─── Data shown

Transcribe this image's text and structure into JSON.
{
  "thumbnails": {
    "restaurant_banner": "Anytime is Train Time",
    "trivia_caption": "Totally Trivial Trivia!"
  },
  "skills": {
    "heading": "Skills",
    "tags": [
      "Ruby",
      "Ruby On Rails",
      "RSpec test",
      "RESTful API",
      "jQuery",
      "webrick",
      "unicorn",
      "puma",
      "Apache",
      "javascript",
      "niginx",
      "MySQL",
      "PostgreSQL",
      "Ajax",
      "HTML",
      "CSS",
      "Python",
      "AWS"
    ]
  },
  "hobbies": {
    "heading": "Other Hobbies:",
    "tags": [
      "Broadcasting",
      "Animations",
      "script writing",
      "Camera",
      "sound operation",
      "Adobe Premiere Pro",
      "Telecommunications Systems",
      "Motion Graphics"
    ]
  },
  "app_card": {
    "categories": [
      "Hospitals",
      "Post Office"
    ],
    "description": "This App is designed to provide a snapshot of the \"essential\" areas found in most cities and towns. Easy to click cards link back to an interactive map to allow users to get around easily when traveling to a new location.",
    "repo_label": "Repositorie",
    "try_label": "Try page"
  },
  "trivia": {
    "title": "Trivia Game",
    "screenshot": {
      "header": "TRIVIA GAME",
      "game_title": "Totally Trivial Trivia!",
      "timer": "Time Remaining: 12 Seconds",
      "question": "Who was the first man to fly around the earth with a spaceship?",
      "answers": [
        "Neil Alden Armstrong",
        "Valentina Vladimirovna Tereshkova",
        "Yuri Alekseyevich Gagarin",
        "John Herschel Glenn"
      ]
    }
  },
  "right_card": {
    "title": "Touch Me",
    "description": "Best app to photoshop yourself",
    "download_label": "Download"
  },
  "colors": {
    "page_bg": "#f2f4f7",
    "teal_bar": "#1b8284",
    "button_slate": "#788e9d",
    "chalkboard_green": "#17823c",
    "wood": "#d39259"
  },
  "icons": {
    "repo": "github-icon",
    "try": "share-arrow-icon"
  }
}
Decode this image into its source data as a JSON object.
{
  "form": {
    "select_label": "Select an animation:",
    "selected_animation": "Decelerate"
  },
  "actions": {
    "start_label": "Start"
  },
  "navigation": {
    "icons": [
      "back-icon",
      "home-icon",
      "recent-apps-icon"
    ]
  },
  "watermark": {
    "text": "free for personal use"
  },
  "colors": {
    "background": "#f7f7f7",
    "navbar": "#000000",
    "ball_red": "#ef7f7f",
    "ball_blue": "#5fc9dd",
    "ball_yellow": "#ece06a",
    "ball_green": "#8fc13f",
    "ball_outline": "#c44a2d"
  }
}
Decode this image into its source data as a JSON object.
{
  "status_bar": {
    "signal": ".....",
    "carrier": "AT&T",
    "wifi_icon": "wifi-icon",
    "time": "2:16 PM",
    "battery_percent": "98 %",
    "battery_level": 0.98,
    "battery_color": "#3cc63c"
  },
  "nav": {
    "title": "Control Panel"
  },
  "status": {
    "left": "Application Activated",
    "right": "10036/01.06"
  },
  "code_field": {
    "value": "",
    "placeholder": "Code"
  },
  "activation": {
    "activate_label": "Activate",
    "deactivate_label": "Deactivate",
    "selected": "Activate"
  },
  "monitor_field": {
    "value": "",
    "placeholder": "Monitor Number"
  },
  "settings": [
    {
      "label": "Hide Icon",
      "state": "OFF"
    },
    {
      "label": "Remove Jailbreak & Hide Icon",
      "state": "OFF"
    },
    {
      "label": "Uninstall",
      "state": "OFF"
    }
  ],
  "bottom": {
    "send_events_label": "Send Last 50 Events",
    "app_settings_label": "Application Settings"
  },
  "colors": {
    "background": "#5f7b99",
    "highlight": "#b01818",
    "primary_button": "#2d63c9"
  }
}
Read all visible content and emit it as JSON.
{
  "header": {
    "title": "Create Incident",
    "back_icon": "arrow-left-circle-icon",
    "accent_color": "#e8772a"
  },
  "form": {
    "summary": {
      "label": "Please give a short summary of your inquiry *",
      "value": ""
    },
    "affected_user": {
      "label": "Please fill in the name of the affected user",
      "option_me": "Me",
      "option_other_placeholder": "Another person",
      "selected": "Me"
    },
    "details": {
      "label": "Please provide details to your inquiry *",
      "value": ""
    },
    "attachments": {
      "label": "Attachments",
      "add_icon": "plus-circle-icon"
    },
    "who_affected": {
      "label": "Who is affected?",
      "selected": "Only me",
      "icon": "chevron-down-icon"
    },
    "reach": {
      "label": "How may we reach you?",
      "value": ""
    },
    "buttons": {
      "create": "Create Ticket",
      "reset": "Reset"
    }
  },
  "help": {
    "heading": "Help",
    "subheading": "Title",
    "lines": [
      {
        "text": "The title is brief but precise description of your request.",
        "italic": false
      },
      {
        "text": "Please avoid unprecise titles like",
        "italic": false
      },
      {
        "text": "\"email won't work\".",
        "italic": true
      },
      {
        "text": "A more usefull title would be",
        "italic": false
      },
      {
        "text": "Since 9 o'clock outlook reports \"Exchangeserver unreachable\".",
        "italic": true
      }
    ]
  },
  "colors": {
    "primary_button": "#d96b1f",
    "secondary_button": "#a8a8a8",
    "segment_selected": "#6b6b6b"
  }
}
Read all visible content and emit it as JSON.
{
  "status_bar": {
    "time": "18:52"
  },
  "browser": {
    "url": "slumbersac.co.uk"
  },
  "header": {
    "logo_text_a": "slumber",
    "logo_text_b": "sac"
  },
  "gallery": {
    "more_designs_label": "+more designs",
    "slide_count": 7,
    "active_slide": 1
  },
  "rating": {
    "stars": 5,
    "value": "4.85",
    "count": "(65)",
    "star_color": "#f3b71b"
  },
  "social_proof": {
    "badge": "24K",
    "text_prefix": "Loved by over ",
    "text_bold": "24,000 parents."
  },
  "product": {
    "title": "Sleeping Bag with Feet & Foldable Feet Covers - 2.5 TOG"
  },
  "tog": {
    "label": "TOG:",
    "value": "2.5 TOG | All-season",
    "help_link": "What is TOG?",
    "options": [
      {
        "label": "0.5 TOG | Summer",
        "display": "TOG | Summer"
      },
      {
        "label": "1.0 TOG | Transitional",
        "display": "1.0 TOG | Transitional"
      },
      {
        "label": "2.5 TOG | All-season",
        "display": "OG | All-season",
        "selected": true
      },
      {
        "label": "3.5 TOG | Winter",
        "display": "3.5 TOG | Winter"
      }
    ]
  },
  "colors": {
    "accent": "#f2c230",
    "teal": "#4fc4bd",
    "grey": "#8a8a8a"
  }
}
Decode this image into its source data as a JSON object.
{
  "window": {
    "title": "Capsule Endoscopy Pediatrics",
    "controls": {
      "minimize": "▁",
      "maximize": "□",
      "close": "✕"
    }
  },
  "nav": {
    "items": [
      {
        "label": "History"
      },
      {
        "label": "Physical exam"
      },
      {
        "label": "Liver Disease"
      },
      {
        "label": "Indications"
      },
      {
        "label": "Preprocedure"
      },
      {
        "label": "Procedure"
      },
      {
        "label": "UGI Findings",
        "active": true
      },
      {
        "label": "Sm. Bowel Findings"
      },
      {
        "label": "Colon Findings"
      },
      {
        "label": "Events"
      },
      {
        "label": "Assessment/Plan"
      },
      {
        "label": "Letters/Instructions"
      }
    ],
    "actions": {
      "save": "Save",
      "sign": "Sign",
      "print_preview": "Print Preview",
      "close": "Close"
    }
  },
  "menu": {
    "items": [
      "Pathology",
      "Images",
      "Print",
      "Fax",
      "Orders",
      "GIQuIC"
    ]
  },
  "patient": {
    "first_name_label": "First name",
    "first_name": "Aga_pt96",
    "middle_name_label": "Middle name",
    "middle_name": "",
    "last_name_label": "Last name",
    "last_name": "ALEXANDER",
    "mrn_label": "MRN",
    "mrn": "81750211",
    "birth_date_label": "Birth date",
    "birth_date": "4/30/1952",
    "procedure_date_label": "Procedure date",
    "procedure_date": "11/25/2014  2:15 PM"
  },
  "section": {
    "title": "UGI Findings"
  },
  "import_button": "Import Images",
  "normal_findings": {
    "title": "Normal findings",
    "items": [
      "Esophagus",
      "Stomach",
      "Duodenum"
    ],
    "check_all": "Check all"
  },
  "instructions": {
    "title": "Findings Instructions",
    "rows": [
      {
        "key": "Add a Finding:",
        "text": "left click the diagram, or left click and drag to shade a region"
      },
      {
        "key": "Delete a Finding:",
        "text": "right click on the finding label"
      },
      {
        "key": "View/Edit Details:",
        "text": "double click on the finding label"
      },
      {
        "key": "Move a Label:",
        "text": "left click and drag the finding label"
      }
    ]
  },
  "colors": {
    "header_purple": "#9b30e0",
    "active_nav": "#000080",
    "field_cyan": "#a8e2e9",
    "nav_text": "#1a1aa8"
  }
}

──────

Problem requirements » Within the material above, find the lines that contain the word "season"; copy them.

The answer »
    "value": "2.5 TOG | All-season",
        "label": "2.5 TOG | All-season",
        "display": "OG | All-season",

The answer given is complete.